Written instruction: All entries are to be given again verbatim.

Record set:
# # # # #
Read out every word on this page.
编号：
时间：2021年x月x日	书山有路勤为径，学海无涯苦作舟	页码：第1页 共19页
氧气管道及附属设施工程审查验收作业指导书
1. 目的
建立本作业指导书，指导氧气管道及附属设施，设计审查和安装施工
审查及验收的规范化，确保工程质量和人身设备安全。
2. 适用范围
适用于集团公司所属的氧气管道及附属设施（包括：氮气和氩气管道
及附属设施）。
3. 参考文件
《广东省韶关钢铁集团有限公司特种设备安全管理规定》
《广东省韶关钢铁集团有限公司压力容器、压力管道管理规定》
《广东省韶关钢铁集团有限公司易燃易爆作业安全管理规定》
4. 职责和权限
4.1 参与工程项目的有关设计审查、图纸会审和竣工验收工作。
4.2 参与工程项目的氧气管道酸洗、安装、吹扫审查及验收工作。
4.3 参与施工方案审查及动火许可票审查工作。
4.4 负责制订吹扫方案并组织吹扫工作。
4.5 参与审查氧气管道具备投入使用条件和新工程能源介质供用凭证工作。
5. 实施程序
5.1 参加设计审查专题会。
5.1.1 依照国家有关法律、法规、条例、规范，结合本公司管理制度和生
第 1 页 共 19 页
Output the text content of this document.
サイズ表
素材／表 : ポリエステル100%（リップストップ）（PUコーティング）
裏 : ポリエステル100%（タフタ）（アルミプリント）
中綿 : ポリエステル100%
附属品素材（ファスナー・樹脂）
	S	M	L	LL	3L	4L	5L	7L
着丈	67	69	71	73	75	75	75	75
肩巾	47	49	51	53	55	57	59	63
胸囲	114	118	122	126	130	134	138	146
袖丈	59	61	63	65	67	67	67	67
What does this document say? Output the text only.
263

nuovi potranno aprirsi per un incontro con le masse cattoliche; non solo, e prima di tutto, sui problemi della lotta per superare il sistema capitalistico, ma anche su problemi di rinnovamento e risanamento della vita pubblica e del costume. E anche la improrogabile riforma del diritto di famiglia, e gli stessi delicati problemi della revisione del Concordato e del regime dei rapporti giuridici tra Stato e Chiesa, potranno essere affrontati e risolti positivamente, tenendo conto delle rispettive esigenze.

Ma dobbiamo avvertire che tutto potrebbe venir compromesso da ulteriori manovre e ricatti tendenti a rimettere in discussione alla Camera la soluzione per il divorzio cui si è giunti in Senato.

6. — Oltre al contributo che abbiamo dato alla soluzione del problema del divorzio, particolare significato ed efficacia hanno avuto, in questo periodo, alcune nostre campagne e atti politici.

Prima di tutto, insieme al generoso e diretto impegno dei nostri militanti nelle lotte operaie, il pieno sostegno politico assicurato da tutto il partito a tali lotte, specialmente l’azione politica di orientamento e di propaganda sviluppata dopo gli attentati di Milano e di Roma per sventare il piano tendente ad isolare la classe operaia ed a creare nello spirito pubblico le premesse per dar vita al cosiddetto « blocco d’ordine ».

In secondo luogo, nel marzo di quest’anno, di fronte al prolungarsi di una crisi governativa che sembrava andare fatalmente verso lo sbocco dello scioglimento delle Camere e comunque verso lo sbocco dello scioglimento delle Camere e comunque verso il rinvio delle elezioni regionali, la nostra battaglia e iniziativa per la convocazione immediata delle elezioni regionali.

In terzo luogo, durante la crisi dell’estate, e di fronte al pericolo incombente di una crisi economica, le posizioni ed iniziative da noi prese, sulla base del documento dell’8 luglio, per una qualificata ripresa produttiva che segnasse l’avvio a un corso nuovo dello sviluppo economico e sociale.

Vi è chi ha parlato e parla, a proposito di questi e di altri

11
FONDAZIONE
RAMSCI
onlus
# # # # #
Expected answer:
Read out every word on this page.
编号：
时间：2021年x月x日	书山有路勤为径，学海无涯苦作舟	页码：第1页 共19页
氧气管道及附属设施工程审查验收作业指导书
1. 目的
建立本作业指导书，指导氧气管道及附属设施，设计审查和安装施工
审查及验收的规范化，确保工程质量和人身设备安全。
2. 适用范围
适用于集团公司所属的氧气管道及附属设施（包括：氮气和氩气管道
及附属设施）。
3. 参考文件
《广东省韶关钢铁集团有限公司特种设备安全管理规定》
《广东省韶关钢铁集团有限公司压力容器、压力管道管理规定》
《广东省韶关钢铁集团有限公司易燃易爆作业安全管理规定》
4. 职责和权限
4.1 参与工程项目的有关设计审查、图纸会审和竣工验收工作。
4.2 参与工程项目的氧气管道酸洗、安装、吹扫审查及验收工作。
4.3 参与施工方案审查及动火许可票审查工作。
4.4 负责制订吹扫方案并组织吹扫工作。
4.5 参与审查氧气管道具备投入使用条件和新工程能源介质供用凭证工作。
5. 实施程序
5.1 参加设计审查专题会。
5.1.1 依照国家有关法律、法规、条例、规范，结合本公司管理制度和生
第 1 页 共 19 页
Output the text content of this document.
サイズ表
素材／表 : ポリエステル100%（リップストップ）（PUコーティング）
裏 : ポリエステル100%（タフタ）（アルミプリント）
中綿 : ポリエステル100%
附属品素材（ファスナー・樹脂）
	S	M	L	LL	3L	4L	5L	7L
着丈	67	69	71	73	75	75	75	75
肩巾	47	49	51	53	55	57	59	63
胸囲	114	118	122	126	130	134	138	146
袖丈	59	61	63	65	67	67	67	67
What does this document say? Output the text only.
263

nuovi potranno aprirsi per un incontro con le masse cattoliche; non solo, e prima di tutto, sui problemi della lotta per superare il sistema capitalistico, ma anche su problemi di rinnovamento e risanamento della vita pubblica e del costume. E anche la improrogabile riforma del diritto di famiglia, e gli stessi delicati problemi della revisione del Concordato e del regime dei rapporti giuridici tra Stato e Chiesa, potranno essere affrontati e risolti positivamente, tenendo conto delle rispettive esigenze.

Ma dobbiamo avvertire che tutto potrebbe venir compromesso da ulteriori manovre e ricatti tendenti a rimettere in discussione alla Camera la soluzione per il divorzio cui si è giunti in Senato.

6. — Oltre al contributo che abbiamo dato alla soluzione del problema del divorzio, particolare significato ed efficacia hanno avuto, in questo periodo, alcune nostre campagne e atti politici.

Prima di tutto, insieme al generoso e diretto impegno dei nostri militanti nelle lotte operaie, il pieno sostegno politico assicurato da tutto il partito a tali lotte, specialmente l’azione politica di orientamento e di propaganda sviluppata dopo gli attentati di Milano e di Roma per sventare il piano tendente ad isolare la classe operaia ed a creare nello spirito pubblico le premesse per dar vita al cosiddetto « blocco d’ordine ».

In secondo luogo, nel marzo di quest’anno, di fronte al prolungarsi di una crisi governativa che sembrava andare fatalmente verso lo sbocco dello scioglimento delle Camere e comunque verso lo sbocco dello scioglimento delle Camere e comunque verso il rinvio delle elezioni regionali, la nostra battaglia e iniziativa per la convocazione immediata delle elezioni regionali.

In terzo luogo, durante la crisi dell’estate, e di fronte al pericolo incombente di una crisi economica, le posizioni ed iniziative da noi prese, sulla base del documento dell’8 luglio, per una qualificata ripresa produttiva che segnasse l’avvio a un corso nuovo dello sviluppo economico e sociale.

Vi è chi ha parlato e parla, a proposito di questi e di altri

11
FONDAZIONE
RAMSCI
onlus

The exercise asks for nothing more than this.